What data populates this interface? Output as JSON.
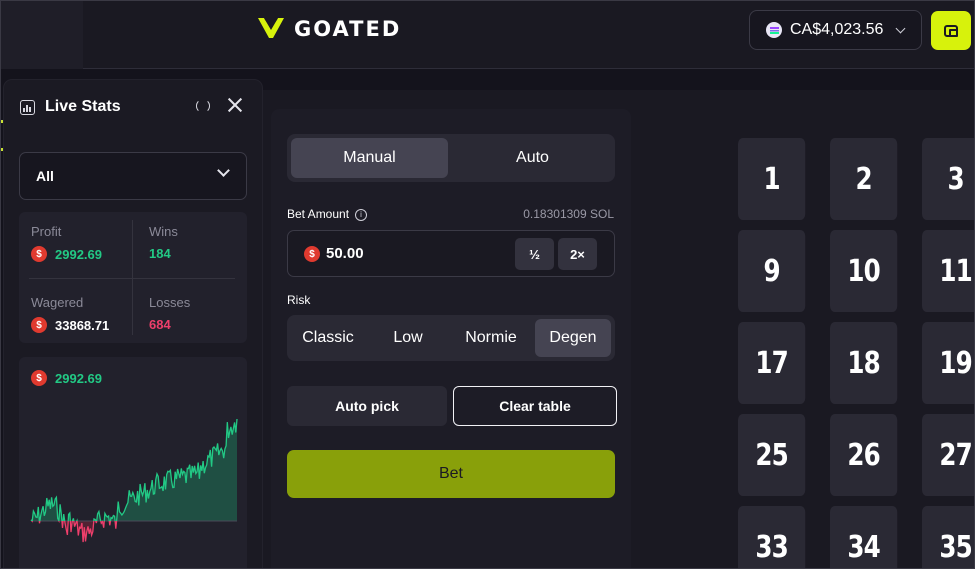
{
  "header": {
    "brand": "GOATED",
    "balance": "CA$4,023.56",
    "balance_coin_icon": "solana-coin-icon",
    "wallet_icon": "wallet-icon",
    "accent": "#d7f20c"
  },
  "live_stats": {
    "title": "Live Stats",
    "filter": "All",
    "profit_label": "Profit",
    "profit_value": "2992.69",
    "wins_label": "Wins",
    "wins_value": "184",
    "wagered_label": "Wagered",
    "wagered_value": "33868.71",
    "losses_label": "Losses",
    "losses_value": "684",
    "chart_value": "2992.69",
    "coin_glyph": "$"
  },
  "game": {
    "tabs": [
      "Manual",
      "Auto"
    ],
    "active_tab": "Manual",
    "bet_amount_label": "Bet Amount",
    "bet_amount_sol": "0.18301309 SOL",
    "bet_amount_value": "50.00",
    "half_label": "½",
    "double_label": "2×",
    "risk_label": "Risk",
    "risk_options": [
      "Classic",
      "Low",
      "Normie",
      "Degen"
    ],
    "active_risk": "Degen",
    "auto_pick_label": "Auto pick",
    "clear_table_label": "Clear table",
    "bet_label": "Bet"
  },
  "board": {
    "tiles": [
      [
        "1",
        "2",
        "3"
      ],
      [
        "9",
        "10",
        "11"
      ],
      [
        "17",
        "18",
        "19"
      ],
      [
        "25",
        "26",
        "27"
      ],
      [
        "33",
        "34",
        "35"
      ]
    ]
  }
}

=======

Goal | Repeat the material exactly as it reads, without any of its pictures.

Written answer |
What data populates this interface? Output as JSON.
{
  "header": {
    "brand": "GOATED",
    "balance": "CA$4,023.56",
    "balance_coin_icon": "solana-coin-icon",
    "wallet_icon": "wallet-icon",
    "accent": "#d7f20c"
  },
  "live_stats": {
    "title": "Live Stats",
    "filter": "All",
    "profit_label": "Profit",
    "profit_value": "2992.69",
    "wins_label": "Wins",
    "wins_value": "184",
    "wagered_label": "Wagered",
    "wagered_value": "33868.71",
    "losses_label": "Losses",
    "losses_value": "684",
    "chart_value": "2992.69",
    "coin_glyph": "$"
  },
  "game": {
    "tabs": [
      "Manual",
      "Auto"
    ],
    "active_tab": "Manual",
    "bet_amount_label": "Bet Amount",
    "bet_amount_sol": "0.18301309 SOL",
    "bet_amount_value": "50.00",
    "half_label": "½",
    "double_label": "2×",
    "risk_label": "Risk",
    "risk_options": [
      "Classic",
      "Low",
      "Normie",
      "Degen"
    ],
    "active_risk": "Degen",
    "auto_pick_label": "Auto pick",
    "clear_table_label": "Clear table",
    "bet_label": "Bet"
  },
  "board": {
    "tiles": [
      [
        "1",
        "2",
        "3"
      ],
      [
        "9",
        "10",
        "11"
      ],
      [
        "17",
        "18",
        "19"
      ],
      [
        "25",
        "26",
        "27"
      ],
      [
        "33",
        "34",
        "35"
      ]
    ]
  }
}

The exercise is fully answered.